**EXERCISE MATERIALS**
* * *

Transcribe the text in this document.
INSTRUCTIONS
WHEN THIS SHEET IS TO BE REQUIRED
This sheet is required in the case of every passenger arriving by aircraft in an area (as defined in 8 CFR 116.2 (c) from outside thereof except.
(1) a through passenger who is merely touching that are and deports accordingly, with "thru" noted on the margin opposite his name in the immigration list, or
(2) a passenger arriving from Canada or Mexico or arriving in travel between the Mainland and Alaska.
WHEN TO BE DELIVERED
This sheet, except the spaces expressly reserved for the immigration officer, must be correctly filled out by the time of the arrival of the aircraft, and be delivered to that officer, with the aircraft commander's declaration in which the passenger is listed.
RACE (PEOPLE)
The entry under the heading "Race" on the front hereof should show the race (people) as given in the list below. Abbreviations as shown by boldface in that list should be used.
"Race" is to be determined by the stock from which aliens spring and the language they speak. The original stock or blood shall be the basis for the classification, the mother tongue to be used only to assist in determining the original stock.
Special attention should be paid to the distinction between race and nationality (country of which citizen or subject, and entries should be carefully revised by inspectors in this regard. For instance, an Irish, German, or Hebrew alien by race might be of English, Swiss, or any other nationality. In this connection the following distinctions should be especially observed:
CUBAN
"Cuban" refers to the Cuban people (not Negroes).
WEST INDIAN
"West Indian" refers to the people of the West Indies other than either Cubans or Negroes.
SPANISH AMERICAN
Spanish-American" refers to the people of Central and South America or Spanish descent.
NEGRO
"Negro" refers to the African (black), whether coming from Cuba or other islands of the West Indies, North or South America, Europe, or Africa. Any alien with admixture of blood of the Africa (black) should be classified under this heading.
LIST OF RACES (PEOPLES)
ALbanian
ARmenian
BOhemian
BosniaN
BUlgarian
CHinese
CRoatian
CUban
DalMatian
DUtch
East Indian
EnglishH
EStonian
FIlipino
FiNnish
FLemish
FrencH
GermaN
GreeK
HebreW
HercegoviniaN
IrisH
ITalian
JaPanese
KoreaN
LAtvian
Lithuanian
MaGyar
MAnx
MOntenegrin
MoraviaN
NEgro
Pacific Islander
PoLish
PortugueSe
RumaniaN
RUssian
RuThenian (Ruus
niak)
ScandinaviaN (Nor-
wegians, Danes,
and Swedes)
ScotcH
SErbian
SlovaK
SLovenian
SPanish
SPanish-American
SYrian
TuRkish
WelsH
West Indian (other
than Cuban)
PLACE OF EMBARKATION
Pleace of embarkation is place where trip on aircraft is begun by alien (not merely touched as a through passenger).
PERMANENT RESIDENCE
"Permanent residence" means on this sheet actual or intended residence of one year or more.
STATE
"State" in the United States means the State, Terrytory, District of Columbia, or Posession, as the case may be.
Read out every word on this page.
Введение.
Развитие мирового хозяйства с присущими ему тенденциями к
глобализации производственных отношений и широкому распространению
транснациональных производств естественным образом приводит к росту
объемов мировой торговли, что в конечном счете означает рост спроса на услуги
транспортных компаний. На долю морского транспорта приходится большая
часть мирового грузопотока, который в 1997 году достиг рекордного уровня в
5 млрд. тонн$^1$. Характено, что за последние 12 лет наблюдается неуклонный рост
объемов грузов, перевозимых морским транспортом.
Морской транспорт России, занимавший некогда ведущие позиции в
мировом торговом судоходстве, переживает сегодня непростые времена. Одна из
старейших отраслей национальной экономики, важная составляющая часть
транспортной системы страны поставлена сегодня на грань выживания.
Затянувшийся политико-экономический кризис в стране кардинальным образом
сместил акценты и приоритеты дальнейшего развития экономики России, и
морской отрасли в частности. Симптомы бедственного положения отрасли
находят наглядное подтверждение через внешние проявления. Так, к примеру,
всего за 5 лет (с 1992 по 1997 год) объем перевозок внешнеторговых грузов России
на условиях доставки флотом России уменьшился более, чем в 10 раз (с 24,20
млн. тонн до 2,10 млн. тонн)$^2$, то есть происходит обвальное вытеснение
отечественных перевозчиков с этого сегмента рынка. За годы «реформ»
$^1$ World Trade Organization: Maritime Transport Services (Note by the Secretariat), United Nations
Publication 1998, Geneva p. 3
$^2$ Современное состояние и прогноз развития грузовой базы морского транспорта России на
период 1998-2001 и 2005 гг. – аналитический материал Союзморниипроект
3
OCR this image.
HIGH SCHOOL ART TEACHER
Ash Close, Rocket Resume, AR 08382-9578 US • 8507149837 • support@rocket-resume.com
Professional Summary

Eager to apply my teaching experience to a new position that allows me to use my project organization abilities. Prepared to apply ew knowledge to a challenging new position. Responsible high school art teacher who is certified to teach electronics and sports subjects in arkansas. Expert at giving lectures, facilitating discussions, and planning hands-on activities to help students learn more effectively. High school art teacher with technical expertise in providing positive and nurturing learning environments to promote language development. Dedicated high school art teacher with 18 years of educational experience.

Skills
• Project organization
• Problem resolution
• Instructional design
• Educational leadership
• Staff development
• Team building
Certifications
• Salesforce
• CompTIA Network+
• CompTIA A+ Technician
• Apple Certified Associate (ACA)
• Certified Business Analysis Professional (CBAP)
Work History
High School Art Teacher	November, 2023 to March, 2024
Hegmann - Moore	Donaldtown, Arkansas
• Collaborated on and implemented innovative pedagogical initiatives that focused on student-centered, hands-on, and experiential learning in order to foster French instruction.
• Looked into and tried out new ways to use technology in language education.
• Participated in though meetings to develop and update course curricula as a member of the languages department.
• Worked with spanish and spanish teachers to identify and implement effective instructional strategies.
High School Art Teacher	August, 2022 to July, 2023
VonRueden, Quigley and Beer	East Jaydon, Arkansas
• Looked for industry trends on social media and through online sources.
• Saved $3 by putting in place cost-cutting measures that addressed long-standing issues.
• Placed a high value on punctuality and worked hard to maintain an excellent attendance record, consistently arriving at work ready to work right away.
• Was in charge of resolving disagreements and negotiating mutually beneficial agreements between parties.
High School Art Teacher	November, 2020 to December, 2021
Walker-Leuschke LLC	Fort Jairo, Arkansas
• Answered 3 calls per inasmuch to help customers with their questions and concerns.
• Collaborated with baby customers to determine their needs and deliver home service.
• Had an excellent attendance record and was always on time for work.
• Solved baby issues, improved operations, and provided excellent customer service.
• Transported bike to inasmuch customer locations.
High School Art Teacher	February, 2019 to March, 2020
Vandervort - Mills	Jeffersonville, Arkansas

* * *

**EXERCISE**
Show every line of the records above that contains the word "Negroes".

**FINISHED TASK**
"Cuban" refers to the Cuban people (not Negroes).
"West Indian" refers to the people of the West Indies other than either Cubans or Negroes.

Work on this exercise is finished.